>> begin

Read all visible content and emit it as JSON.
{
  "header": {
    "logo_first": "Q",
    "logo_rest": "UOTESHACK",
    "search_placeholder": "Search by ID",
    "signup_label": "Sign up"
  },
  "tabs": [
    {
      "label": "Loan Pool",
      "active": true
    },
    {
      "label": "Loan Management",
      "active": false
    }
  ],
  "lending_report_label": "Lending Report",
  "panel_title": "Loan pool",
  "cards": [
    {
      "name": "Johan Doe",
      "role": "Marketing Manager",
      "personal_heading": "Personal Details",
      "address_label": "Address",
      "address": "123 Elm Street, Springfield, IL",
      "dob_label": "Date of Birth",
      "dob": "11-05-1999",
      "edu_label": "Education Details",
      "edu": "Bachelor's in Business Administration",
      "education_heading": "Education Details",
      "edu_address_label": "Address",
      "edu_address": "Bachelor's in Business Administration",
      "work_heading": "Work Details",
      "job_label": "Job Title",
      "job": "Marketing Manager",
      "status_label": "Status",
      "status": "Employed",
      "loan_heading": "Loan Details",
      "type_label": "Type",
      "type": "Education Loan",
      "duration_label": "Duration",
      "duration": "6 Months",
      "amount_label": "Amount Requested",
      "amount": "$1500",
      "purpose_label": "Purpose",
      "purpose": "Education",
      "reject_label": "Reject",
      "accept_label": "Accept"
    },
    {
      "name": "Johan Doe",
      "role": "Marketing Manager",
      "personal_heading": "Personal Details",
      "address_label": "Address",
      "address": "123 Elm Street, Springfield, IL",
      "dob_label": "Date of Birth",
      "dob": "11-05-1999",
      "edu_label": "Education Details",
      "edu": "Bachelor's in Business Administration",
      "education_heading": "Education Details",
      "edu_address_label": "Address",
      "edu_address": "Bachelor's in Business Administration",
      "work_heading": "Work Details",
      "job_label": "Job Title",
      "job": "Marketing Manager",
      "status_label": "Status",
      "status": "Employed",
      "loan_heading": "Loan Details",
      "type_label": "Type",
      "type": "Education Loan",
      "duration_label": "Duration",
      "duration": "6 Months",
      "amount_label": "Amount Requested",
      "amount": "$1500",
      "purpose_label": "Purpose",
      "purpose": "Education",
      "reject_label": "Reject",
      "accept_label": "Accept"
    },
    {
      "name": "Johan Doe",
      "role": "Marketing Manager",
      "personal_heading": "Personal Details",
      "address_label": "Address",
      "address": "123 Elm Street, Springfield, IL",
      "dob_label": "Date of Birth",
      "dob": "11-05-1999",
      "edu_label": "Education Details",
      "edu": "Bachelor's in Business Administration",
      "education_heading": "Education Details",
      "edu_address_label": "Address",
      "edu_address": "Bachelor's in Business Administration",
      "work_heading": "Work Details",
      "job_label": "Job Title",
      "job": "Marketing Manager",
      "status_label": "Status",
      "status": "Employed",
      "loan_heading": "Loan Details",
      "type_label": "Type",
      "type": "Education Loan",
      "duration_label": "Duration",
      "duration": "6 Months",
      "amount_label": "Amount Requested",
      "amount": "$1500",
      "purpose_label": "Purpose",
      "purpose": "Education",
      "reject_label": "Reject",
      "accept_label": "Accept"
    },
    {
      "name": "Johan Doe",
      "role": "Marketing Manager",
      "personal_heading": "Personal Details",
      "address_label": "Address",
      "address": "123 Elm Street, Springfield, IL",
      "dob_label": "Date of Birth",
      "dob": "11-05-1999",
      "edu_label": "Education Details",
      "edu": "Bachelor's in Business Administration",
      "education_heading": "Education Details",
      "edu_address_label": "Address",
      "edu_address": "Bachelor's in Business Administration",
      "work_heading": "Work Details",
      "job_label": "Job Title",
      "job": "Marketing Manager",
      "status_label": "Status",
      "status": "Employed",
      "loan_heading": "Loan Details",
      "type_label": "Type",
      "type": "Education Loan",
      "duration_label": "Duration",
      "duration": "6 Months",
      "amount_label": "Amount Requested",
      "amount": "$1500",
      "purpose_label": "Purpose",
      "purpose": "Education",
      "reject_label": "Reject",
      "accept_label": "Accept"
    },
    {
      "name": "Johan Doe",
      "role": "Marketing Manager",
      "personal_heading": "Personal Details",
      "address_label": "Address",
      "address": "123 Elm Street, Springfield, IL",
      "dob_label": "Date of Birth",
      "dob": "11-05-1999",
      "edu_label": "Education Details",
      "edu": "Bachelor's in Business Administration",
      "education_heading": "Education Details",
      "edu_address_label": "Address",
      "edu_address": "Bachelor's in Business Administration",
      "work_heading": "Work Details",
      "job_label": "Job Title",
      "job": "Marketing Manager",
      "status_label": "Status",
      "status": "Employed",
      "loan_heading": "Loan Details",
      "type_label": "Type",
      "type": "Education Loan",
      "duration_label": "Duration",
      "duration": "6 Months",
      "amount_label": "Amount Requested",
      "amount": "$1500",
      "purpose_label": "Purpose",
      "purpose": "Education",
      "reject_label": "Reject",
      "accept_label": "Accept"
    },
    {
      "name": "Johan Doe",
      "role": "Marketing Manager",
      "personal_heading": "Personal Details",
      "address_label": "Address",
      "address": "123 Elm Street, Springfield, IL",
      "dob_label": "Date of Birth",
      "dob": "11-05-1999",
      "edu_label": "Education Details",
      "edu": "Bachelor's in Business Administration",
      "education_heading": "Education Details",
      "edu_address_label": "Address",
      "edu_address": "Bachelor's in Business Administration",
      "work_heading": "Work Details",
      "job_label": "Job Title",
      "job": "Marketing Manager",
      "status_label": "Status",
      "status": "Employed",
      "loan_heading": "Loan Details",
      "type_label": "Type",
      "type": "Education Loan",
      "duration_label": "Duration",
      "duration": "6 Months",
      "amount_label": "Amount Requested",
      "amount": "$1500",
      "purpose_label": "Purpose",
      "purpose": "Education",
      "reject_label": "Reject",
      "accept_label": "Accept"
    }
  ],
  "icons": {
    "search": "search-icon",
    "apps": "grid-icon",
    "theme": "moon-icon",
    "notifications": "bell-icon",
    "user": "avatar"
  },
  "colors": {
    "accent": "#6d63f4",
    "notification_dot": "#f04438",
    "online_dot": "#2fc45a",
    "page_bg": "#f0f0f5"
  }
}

>> end

◆ Exercise objective ◆
Write out every entry exactly as given.

◆ Written solution ◆
Read all visible content and emit it as JSON.
{
  "header": {
    "logo_first": "Q",
    "logo_rest": "UOTESHACK",
    "search_placeholder": "Search by ID",
    "signup_label": "Sign up"
  },
  "tabs": [
    {
      "label": "Loan Pool",
      "active": true
    },
    {
      "label": "Loan Management",
      "active": false
    }
  ],
  "lending_report_label": "Lending Report",
  "panel_title": "Loan pool",
  "cards": [
    {
      "name": "Johan Doe",
      "role": "Marketing Manager",
      "personal_heading": "Personal Details",
      "address_label": "Address",
      "address": "123 Elm Street, Springfield, IL",
      "dob_label": "Date of Birth",
      "dob": "11-05-1999",
      "edu_label": "Education Details",
      "edu": "Bachelor's in Business Administration",
      "education_heading": "Education Details",
      "edu_address_label": "Address",
      "edu_address": "Bachelor's in Business Administration",
      "work_heading": "Work Details",
      "job_label": "Job Title",
      "job": "Marketing Manager",
      "status_label": "Status",
      "status": "Employed",
      "loan_heading": "Loan Details",
      "type_label": "Type",
      "type": "Education Loan",
      "duration_label": "Duration",
      "duration": "6 Months",
      "amount_label": "Amount Requested",
      "amount": "$1500",
      "purpose_label": "Purpose",
      "purpose": "Education",
      "reject_label": "Reject",
      "accept_label": "Accept"
    },
    {
      "name": "Johan Doe",
      "role": "Marketing Manager",
      "personal_heading": "Personal Details",
      "address_label": "Address",
      "address": "123 Elm Street, Springfield, IL",
      "dob_label": "Date of Birth",
      "dob": "11-05-1999",
      "edu_label": "Education Details",
      "edu": "Bachelor's in Business Administration",
      "education_heading": "Education Details",
      "edu_address_label": "Address",
      "edu_address": "Bachelor's in Business Administration",
      "work_heading": "Work Details",
      "job_label": "Job Title",
      "job": "Marketing Manager",
      "status_label": "Status",
      "status": "Employed",
      "loan_heading": "Loan Details",
      "type_label": "Type",
      "type": "Education Loan",
      "duration_label": "Duration",
      "duration": "6 Months",
      "amount_label": "Amount Requested",
      "amount": "$1500",
      "purpose_label": "Purpose",
      "purpose": "Education",
      "reject_label": "Reject",
      "accept_label": "Accept"
    },
    {
      "name": "Johan Doe",
      "role": "Marketing Manager",
      "personal_heading": "Personal Details",
      "address_label": "Address",
      "address": "123 Elm Street, Springfield, IL",
      "dob_label": "Date of Birth",
      "dob": "11-05-1999",
      "edu_label": "Education Details",
      "edu": "Bachelor's in Business Administration",
      "education_heading": "Education Details",
      "edu_address_label": "Address",
      "edu_address": "Bachelor's in Business Administration",
      "work_heading": "Work Details",
      "job_label": "Job Title",
      "job": "Marketing Manager",
      "status_label": "Status",
      "status": "Employed",
      "loan_heading": "Loan Details",
      "type_label": "Type",
      "type": "Education Loan",
      "duration_label": "Duration",
      "duration": "6 Months",
      "amount_label": "Amount Requested",
      "amount": "$1500",
      "purpose_label": "Purpose",
      "purpose": "Education",
      "reject_label": "Reject",
      "accept_label": "Accept"
    },
    {
      "name": "Johan Doe",
      "role": "Marketing Manager",
      "personal_heading": "Personal Details",
      "address_label": "Address",
      "address": "123 Elm Street, Springfield, IL",
      "dob_label": "Date of Birth",
      "dob": "11-05-1999",
      "edu_label": "Education Details",
      "edu": "Bachelor's in Business Administration",
      "education_heading": "Education Details",
      "edu_address_label": "Address",
      "edu_address": "Bachelor's in Business Administration",
      "work_heading": "Work Details",
      "job_label": "Job Title",
      "job": "Marketing Manager",
      "status_label": "Status",
      "status": "Employed",
      "loan_heading": "Loan Details",
      "type_label": "Type",
      "type": "Education Loan",
      "duration_label": "Duration",
      "duration": "6 Months",
      "amount_label": "Amount Requested",
      "amount": "$1500",
      "purpose_label": "Purpose",
      "purpose": "Education",
      "reject_label": "Reject",
      "accept_label": "Accept"
    },
    {
      "name": "Johan Doe",
      "role": "Marketing Manager",
      "personal_heading": "Personal Details",
      "address_label": "Address",
      "address": "123 Elm Street, Springfield, IL",
      "dob_label": "Date of Birth",
      "dob": "11-05-1999",
      "edu_label": "Education Details",
      "edu": "Bachelor's in Business Administration",
      "education_heading": "Education Details",
      "edu_address_label": "Address",
      "edu_address": "Bachelor's in Business Administration",
      "work_heading": "Work Details",
      "job_label": "Job Title",
      "job": "Marketing Manager",
      "status_label": "Status",
      "status": "Employed",
      "loan_heading": "Loan Details",
      "type_label": "Type",
      "type": "Education Loan",
      "duration_label": "Duration",
      "duration": "6 Months",
      "amount_label": "Amount Requested",
      "amount": "$1500",
      "purpose_label": "Purpose",
      "purpose": "Education",
      "reject_label": "Reject",
      "accept_label": "Accept"
    },
    {
      "name": "Johan Doe",
      "role": "Marketing Manager",
      "personal_heading": "Personal Details",
      "address_label": "Address",
      "address": "123 Elm Street, Springfield, IL",
      "dob_label": "Date of Birth",
      "dob": "11-05-1999",
      "edu_label": "Education Details",
      "edu": "Bachelor's in Business Administration",
      "education_heading": "Education Details",
      "edu_address_label": "Address",
      "edu_address": "Bachelor's in Business Administration",
      "work_heading": "Work Details",
      "job_label": "Job Title",
      "job": "Marketing Manager",
      "status_label": "Status",
      "status": "Employed",
      "loan_heading": "Loan Details",
      "type_label": "Type",
      "type": "Education Loan",
      "duration_label": "Duration",
      "duration": "6 Months",
      "amount_label": "Amount Requested",
      "amount": "$1500",
      "purpose_label": "Purpose",
      "purpose": "Education",
      "reject_label": "Reject",
      "accept_label": "Accept"
    }
  ],
  "icons": {
    "search": "search-icon",
    "apps": "grid-icon",
    "theme": "moon-icon",
    "notifications": "bell-icon",
    "user": "avatar"
  },
  "colors": {
    "accent": "#6d63f4",
    "notification_dot": "#f04438",
    "online_dot": "#2fc45a",
    "page_bg": "#f0f0f5"
  }
}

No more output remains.